Write out every line below that includes the word "Перевірте".

:::::

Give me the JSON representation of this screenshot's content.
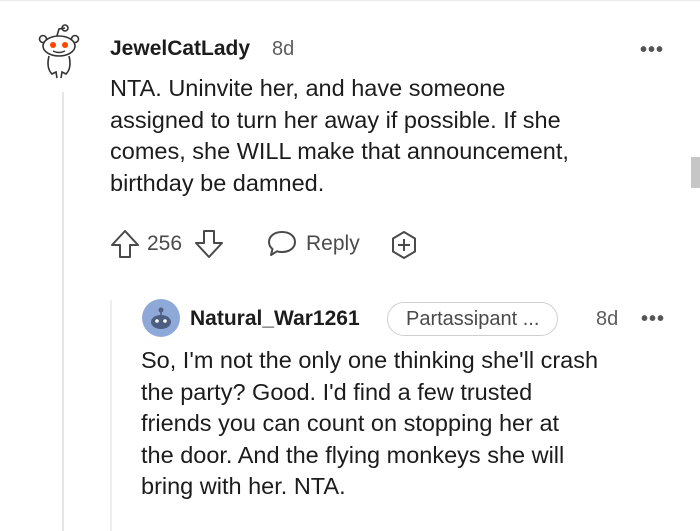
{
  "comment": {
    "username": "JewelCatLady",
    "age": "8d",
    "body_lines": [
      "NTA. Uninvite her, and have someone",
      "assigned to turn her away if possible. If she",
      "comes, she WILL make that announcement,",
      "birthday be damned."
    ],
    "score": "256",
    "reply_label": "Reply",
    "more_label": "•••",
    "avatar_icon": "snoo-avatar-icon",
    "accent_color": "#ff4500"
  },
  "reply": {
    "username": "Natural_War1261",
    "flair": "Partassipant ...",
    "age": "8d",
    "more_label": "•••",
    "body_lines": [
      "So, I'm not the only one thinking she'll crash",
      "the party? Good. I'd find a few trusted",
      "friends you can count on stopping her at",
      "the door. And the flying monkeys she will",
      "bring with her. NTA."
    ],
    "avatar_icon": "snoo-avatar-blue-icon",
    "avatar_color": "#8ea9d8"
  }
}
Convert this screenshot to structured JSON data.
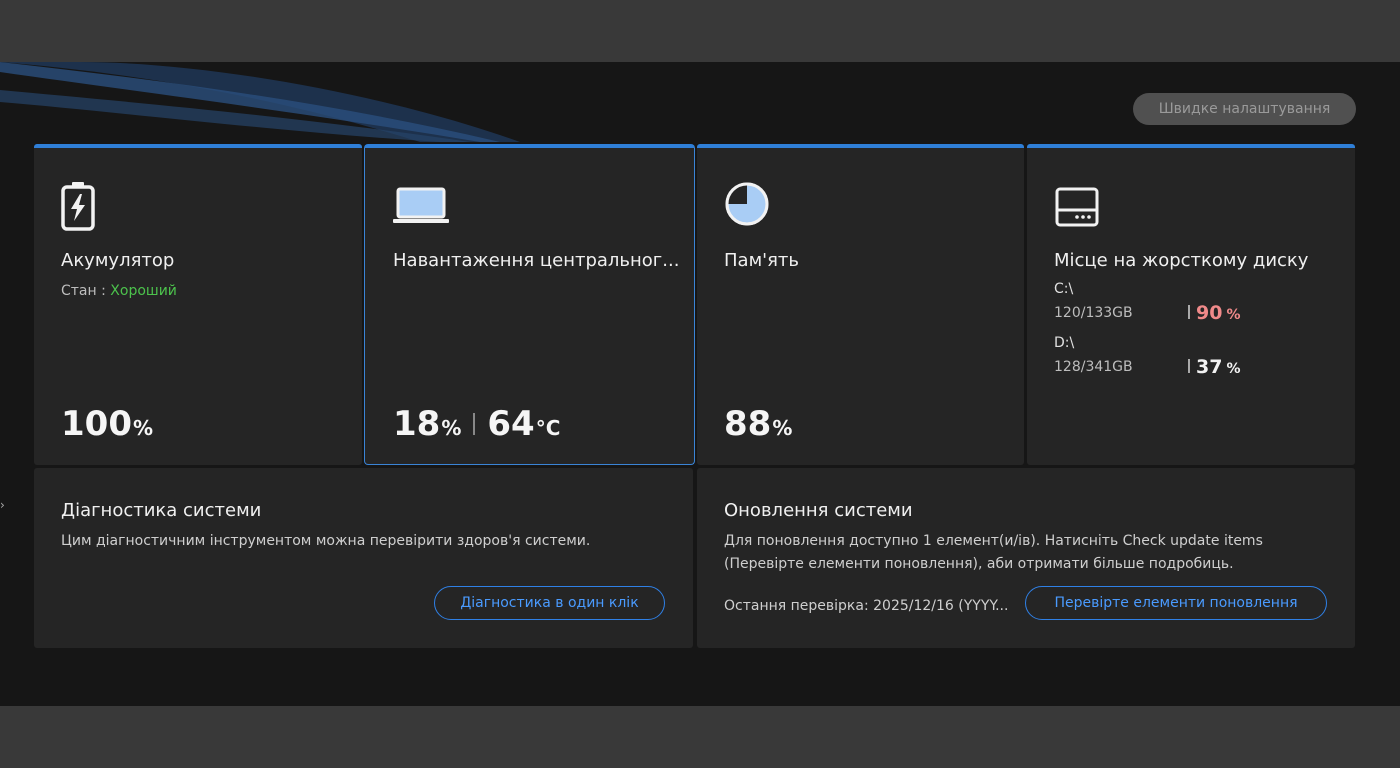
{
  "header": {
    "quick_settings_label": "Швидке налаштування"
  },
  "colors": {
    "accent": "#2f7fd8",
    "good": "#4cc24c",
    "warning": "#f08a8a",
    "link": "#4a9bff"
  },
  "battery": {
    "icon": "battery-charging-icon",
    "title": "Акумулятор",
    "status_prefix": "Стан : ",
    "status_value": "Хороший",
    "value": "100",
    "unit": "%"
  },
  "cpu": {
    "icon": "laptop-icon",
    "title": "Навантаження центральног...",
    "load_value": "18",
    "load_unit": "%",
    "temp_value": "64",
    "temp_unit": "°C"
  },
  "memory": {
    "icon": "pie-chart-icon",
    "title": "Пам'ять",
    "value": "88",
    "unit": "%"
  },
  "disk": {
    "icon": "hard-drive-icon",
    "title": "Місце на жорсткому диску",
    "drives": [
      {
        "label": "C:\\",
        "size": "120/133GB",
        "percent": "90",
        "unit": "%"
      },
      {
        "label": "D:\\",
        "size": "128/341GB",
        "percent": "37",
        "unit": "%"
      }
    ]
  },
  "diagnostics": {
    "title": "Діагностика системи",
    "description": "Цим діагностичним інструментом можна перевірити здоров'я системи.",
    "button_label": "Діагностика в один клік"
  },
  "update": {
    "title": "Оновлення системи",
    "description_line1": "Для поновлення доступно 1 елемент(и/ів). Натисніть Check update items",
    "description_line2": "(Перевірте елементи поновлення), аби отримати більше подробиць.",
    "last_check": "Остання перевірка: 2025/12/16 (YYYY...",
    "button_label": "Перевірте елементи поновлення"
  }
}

:::::

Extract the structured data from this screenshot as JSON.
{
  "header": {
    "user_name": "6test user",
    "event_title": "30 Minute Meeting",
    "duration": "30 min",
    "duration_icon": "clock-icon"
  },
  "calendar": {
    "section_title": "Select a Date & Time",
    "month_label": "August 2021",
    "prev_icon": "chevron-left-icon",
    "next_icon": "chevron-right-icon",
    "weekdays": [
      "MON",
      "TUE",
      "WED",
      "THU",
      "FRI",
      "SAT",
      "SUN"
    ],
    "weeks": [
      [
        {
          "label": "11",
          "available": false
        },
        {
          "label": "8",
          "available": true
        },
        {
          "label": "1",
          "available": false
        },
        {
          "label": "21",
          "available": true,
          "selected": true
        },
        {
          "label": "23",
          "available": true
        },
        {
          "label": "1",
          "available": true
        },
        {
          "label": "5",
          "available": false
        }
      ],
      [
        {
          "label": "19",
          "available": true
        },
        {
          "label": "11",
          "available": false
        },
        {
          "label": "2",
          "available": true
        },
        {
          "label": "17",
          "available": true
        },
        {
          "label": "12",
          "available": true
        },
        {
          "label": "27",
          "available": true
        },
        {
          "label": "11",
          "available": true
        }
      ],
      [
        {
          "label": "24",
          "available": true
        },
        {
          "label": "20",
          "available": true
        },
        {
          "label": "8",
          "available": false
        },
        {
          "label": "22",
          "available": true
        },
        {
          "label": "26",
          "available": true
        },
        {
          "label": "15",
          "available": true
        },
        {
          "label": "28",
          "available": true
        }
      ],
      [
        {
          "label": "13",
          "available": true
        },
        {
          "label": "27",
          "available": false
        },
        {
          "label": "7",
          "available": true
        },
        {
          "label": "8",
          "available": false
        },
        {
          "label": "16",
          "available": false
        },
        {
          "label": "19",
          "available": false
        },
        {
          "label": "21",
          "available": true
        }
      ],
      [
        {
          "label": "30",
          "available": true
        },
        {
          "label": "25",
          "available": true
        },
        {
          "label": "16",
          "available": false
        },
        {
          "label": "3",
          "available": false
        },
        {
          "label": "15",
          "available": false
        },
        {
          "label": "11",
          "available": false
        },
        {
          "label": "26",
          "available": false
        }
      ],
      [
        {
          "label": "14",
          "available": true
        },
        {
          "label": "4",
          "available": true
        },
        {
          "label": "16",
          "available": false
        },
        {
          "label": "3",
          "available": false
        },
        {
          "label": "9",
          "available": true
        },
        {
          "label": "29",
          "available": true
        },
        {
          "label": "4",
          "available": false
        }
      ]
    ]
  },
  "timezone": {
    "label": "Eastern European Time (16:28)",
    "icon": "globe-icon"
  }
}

:::::

■ **Response below**
    "description_line2": "(Перевірте елементи поновлення), аби отримати більше подробиць.",
    "button_label": "Перевірте елементи поновлення"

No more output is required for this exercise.